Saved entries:
>>>

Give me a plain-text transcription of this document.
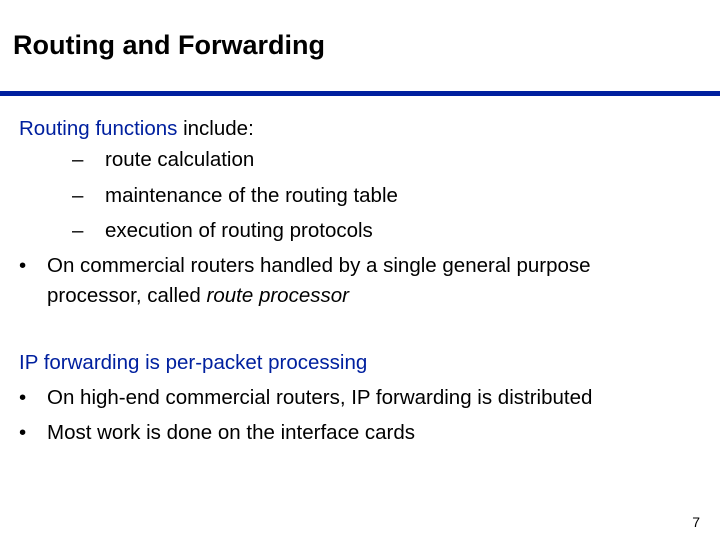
Routing and Forwarding
Routing functions include:
– route calculation
– maintenance of the routing table
– execution of routing protocols
• On commercial routers handled by a single general purpose
processor, called route processor
IP forwarding is per-packet processing
• On high-end commercial routers, IP forwarding is distributed
• Most work is done on the interface cards
7
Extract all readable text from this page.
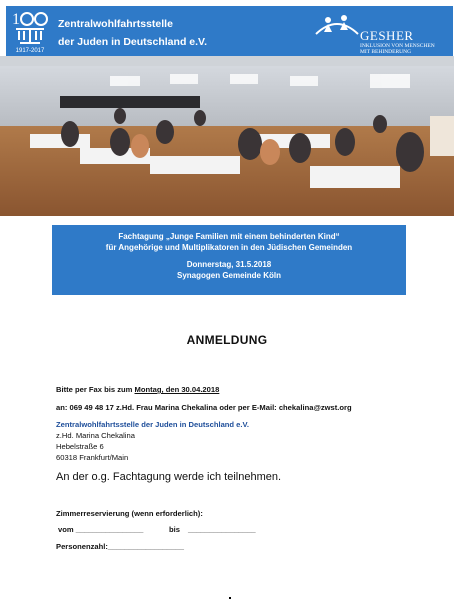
1
1917-2017
Zentralwohlfahrtsstelle
der Juden in Deutschland e.V.	GESHER
INKLUSION VON MENSCHEN
MIT BEHINDERUNG
Fachtagung „Junge Familien mit einem behinderten Kind“
für Angehörige und Multiplikatoren in den Jüdischen Gemeinden
Donnerstag, 31.5.2018
Synagogen Gemeinde Köln
ANMELDUNG
Bitte per Fax bis zum Montag, den 30.04.2018
an: 069 49 48 17 z.Hd. Frau Marina Chekalina oder per E-Mail: chekalina@zwst.org
Zentralwohlfahrtsstelle der Juden in Deutschland e.V.
z.Hd. Marina Chekalina
Hebelstraße 6
60318 Frankfurt/Main
An der o.g. Fachtagung werde ich teilnehmen.
Zimmerreservierung (wenn erforderlich):
vom ________________	bis ________________
Personenzahl:__________________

<<<

### Directive
Determine how many lines in the listing above hold the string "Zentralwohlfahrtsstelle", then write only the number.

### Written reply
2